[Source records]
********

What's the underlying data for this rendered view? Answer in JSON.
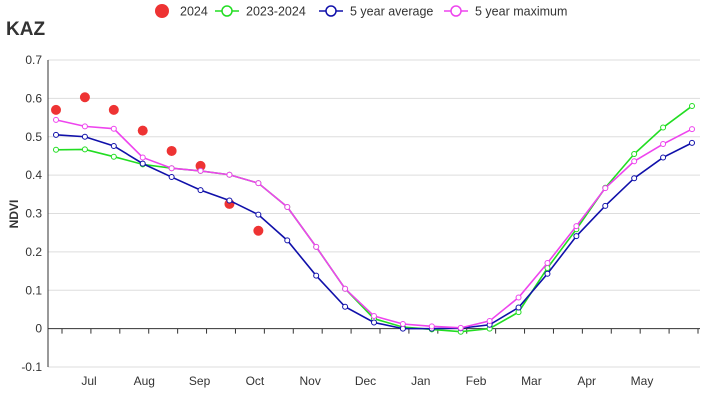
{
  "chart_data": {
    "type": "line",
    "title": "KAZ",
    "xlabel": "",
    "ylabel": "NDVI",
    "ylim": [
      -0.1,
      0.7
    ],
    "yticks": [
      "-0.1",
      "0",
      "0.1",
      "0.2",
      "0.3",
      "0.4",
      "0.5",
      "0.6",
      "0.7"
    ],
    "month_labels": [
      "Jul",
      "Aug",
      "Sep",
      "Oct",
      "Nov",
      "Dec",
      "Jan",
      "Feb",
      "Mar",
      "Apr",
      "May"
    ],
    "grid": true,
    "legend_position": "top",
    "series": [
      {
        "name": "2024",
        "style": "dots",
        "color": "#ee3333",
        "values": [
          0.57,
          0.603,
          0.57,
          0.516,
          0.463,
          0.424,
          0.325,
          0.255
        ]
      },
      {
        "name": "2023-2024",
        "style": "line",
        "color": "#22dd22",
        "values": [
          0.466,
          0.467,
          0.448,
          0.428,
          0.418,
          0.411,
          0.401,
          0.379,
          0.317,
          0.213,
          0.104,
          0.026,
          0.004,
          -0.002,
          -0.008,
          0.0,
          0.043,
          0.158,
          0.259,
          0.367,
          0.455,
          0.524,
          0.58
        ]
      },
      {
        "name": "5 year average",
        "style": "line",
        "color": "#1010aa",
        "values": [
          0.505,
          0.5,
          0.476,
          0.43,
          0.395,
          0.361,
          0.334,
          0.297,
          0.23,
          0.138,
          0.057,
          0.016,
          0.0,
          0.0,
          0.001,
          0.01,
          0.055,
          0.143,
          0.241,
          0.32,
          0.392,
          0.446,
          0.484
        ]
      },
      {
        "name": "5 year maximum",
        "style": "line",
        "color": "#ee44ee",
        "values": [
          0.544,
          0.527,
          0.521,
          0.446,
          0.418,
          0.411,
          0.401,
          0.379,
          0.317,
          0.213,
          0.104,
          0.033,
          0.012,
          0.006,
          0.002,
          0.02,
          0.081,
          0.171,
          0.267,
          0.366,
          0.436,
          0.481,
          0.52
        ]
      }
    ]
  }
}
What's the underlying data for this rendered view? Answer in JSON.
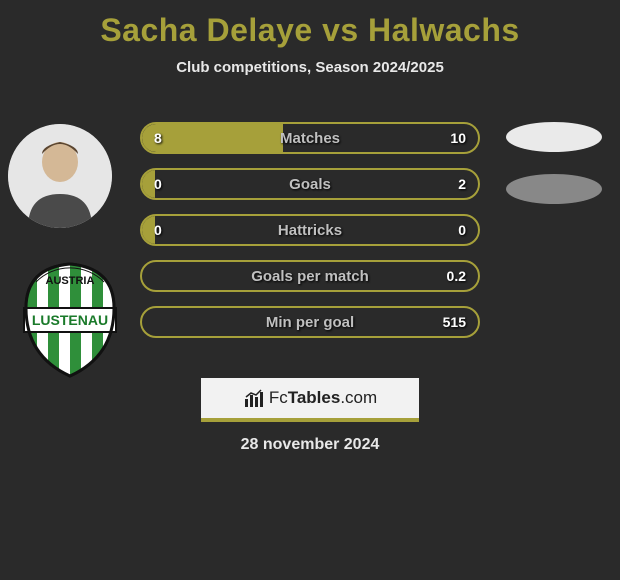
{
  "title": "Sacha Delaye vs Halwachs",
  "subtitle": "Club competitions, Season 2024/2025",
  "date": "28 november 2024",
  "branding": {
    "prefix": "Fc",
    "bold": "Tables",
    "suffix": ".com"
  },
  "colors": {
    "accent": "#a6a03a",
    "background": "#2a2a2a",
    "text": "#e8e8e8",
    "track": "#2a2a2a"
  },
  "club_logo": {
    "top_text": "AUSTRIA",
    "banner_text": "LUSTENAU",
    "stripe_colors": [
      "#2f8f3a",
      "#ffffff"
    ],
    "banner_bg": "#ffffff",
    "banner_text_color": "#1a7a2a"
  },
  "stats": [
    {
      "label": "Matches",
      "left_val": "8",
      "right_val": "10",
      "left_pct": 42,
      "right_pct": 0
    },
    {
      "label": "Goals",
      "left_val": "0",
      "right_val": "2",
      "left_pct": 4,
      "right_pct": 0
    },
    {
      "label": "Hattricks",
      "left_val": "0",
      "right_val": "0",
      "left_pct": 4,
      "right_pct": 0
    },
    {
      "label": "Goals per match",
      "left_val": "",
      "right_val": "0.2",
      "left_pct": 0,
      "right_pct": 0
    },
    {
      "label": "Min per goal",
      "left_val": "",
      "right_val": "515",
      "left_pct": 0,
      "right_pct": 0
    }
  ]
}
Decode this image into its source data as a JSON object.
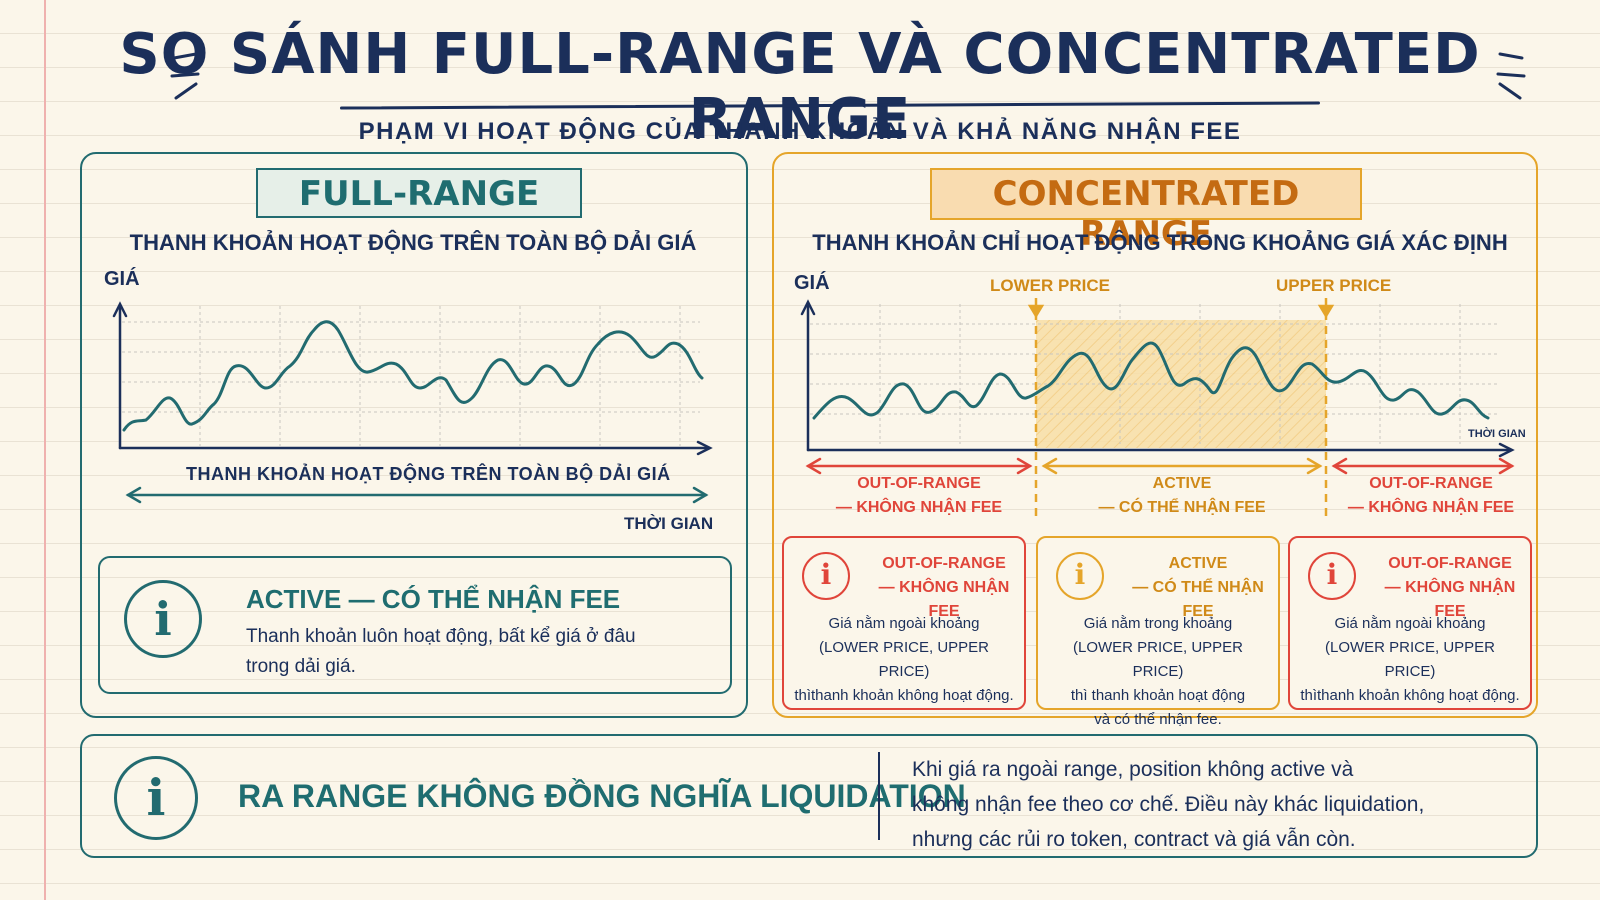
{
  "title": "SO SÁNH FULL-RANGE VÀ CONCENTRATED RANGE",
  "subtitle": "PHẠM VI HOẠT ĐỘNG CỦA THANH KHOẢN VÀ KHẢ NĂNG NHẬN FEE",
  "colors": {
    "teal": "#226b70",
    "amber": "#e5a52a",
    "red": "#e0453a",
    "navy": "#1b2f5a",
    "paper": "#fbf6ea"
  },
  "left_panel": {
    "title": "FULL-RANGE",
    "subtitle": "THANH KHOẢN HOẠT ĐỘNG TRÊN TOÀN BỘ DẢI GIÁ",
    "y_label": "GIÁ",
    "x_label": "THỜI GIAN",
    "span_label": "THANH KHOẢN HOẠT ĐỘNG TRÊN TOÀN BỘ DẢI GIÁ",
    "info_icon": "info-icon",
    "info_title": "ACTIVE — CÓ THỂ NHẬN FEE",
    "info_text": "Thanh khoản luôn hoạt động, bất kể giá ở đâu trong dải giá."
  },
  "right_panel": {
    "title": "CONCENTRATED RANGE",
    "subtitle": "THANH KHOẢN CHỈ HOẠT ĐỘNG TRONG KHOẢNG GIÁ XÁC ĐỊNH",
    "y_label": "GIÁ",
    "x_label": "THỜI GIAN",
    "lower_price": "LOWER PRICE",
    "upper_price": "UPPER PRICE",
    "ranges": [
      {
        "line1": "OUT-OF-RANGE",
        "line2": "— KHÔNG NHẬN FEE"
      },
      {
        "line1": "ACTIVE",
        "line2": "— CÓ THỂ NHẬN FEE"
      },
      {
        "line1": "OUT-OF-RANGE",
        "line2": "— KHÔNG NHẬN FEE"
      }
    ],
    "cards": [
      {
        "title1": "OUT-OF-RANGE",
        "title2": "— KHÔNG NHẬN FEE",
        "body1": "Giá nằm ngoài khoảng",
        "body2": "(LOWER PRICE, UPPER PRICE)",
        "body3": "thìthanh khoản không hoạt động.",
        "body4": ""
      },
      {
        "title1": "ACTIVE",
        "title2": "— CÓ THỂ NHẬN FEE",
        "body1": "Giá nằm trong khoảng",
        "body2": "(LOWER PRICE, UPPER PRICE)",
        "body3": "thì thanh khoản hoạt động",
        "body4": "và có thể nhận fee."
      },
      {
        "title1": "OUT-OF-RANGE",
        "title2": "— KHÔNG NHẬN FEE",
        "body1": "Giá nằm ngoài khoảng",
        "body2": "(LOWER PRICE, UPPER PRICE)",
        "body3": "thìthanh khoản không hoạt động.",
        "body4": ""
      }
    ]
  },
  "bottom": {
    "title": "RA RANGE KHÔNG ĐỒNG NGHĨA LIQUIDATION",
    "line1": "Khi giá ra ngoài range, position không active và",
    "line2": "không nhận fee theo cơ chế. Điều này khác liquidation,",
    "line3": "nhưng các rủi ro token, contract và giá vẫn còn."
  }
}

********

## TASK DESCRIPTION
Print each entry shown above with exact wording and no pictures.

## FINISHED TASK
What's the underlying data for this rendered view? Answer in JSON.
{
  "chart_data": {
    "type": "line",
    "title": "KAZ",
    "xlabel": "",
    "ylabel": "NDVI",
    "ylim": [
      -0.1,
      0.7
    ],
    "yticks": [
      "-0.1",
      "0",
      "0.1",
      "0.2",
      "0.3",
      "0.4",
      "0.5",
      "0.6",
      "0.7"
    ],
    "month_labels": [
      "Jul",
      "Aug",
      "Sep",
      "Oct",
      "Nov",
      "Dec",
      "Jan",
      "Feb",
      "Mar",
      "Apr",
      "May"
    ],
    "grid": true,
    "legend_position": "top",
    "series": [
      {
        "name": "2024",
        "style": "dots",
        "color": "#ee3333",
        "values": [
          0.57,
          0.603,
          0.57,
          0.516,
          0.463,
          0.424,
          0.325,
          0.255
        ]
      },
      {
        "name": "2023-2024",
        "style": "line",
        "color": "#22dd22",
        "values": [
          0.466,
          0.467,
          0.448,
          0.428,
          0.418,
          0.411,
          0.401,
          0.379,
          0.317,
          0.213,
          0.104,
          0.026,
          0.004,
          -0.002,
          -0.008,
          0.0,
          0.043,
          0.158,
          0.259,
          0.367,
          0.455,
          0.524,
          0.58
        ]
      },
      {
        "name": "5 year average",
        "style": "line",
        "color": "#1010aa",
        "values": [
          0.505,
          0.5,
          0.476,
          0.43,
          0.395,
          0.361,
          0.334,
          0.297,
          0.23,
          0.138,
          0.057,
          0.016,
          0.0,
          0.0,
          0.001,
          0.01,
          0.055,
          0.143,
          0.241,
          0.32,
          0.392,
          0.446,
          0.484
        ]
      },
      {
        "name": "5 year maximum",
        "style": "line",
        "color": "#ee44ee",
        "values": [
          0.544,
          0.527,
          0.521,
          0.446,
          0.418,
          0.411,
          0.401,
          0.379,
          0.317,
          0.213,
          0.104,
          0.033,
          0.012,
          0.006,
          0.002,
          0.02,
          0.081,
          0.171,
          0.267,
          0.366,
          0.436,
          0.481,
          0.52
        ]
      }
    ]
  }
}
What's the underlying data for this rendered view? Answer in JSON.
{
  "title": "Sacha Delaye vs Halwachs",
  "subtitle": "Club competitions, Season 2024/2025",
  "date": "28 november 2024",
  "branding": {
    "prefix": "Fc",
    "bold": "Tables",
    "suffix": ".com"
  },
  "colors": {
    "accent": "#a6a03a",
    "background": "#2a2a2a",
    "text": "#e8e8e8",
    "track": "#2a2a2a"
  },
  "club_logo": {
    "top_text": "AUSTRIA",
    "banner_text": "LUSTENAU",
    "stripe_colors": [
      "#2f8f3a",
      "#ffffff"
    ],
    "banner_bg": "#ffffff",
    "banner_text_color": "#1a7a2a"
  },
  "stats": [
    {
      "label": "Matches",
      "left_val": "8",
      "right_val": "10",
      "left_pct": 42,
      "right_pct": 0
    },
    {
      "label": "Goals",
      "left_val": "0",
      "right_val": "2",
      "left_pct": 4,
      "right_pct": 0
    },
    {
      "label": "Hattricks",
      "left_val": "0",
      "right_val": "0",
      "left_pct": 4,
      "right_pct": 0
    },
    {
      "label": "Goals per match",
      "left_val": "",
      "right_val": "0.2",
      "left_pct": 0,
      "right_pct": 0
    },
    {
      "label": "Min per goal",
      "left_val": "",
      "right_val": "515",
      "left_pct": 0,
      "right_pct": 0
    }
  ]
}
Decode this image into its source data as a JSON object.
{
  "title": "SO SÁNH FULL-RANGE VÀ CONCENTRATED RANGE",
  "subtitle": "PHẠM VI HOẠT ĐỘNG CỦA THANH KHOẢN VÀ KHẢ NĂNG NHẬN FEE",
  "colors": {
    "teal": "#226b70",
    "amber": "#e5a52a",
    "red": "#e0453a",
    "navy": "#1b2f5a",
    "paper": "#fbf6ea"
  },
  "left_panel": {
    "title": "FULL-RANGE",
    "subtitle": "THANH KHOẢN HOẠT ĐỘNG TRÊN TOÀN BỘ DẢI GIÁ",
    "y_label": "GIÁ",
    "x_label": "THỜI GIAN",
    "span_label": "THANH KHOẢN HOẠT ĐỘNG TRÊN TOÀN BỘ DẢI GIÁ",
    "info_icon": "info-icon",
    "info_title": "ACTIVE — CÓ THỂ NHẬN FEE",
    "info_text": "Thanh khoản luôn hoạt động, bất kể giá ở đâu trong dải giá."
  },
  "right_panel": {
    "title": "CONCENTRATED RANGE",
    "subtitle": "THANH KHOẢN CHỈ HOẠT ĐỘNG TRONG KHOẢNG GIÁ XÁC ĐỊNH",
    "y_label": "GIÁ",
    "x_label": "THỜI GIAN",
    "lower_price": "LOWER PRICE",
    "upper_price": "UPPER PRICE",
    "ranges": [
      {
        "line1": "OUT-OF-RANGE",
        "line2": "— KHÔNG NHẬN FEE"
      },
      {
        "line1": "ACTIVE",
        "line2": "— CÓ THỂ NHẬN FEE"
      },
      {
        "line1": "OUT-OF-RANGE",
        "line2": "— KHÔNG NHẬN FEE"
      }
    ],
    "cards": [
      {
        "title1": "OUT-OF-RANGE",
        "title2": "— KHÔNG NHẬN FEE",
        "body1": "Giá nằm ngoài khoảng",
        "body2": "(LOWER PRICE, UPPER PRICE)",
        "body3": "thìthanh khoản không hoạt động.",
        "body4": ""
      },
      {
        "title1": "ACTIVE",
        "title2": "— CÓ THỂ NHẬN FEE",
        "body1": "Giá nằm trong khoảng",
        "body2": "(LOWER PRICE, UPPER PRICE)",
        "body3": "thì thanh khoản hoạt động",
        "body4": "và có thể nhận fee."
      },
      {
        "title1": "OUT-OF-RANGE",
        "title2": "— KHÔNG NHẬN FEE",
        "body1": "Giá nằm ngoài khoảng",
        "body2": "(LOWER PRICE, UPPER PRICE)",
        "body3": "thìthanh khoản không hoạt động.",
        "body4": ""
      }
    ]
  },
  "bottom": {
    "title": "RA RANGE KHÔNG ĐỒNG NGHĨA LIQUIDATION",
    "line1": "Khi giá ra ngoài range, position không active và",
    "line2": "không nhận fee theo cơ chế. Điều này khác liquidation,",
    "line3": "nhưng các rủi ro token, contract và giá vẫn còn."
  }
}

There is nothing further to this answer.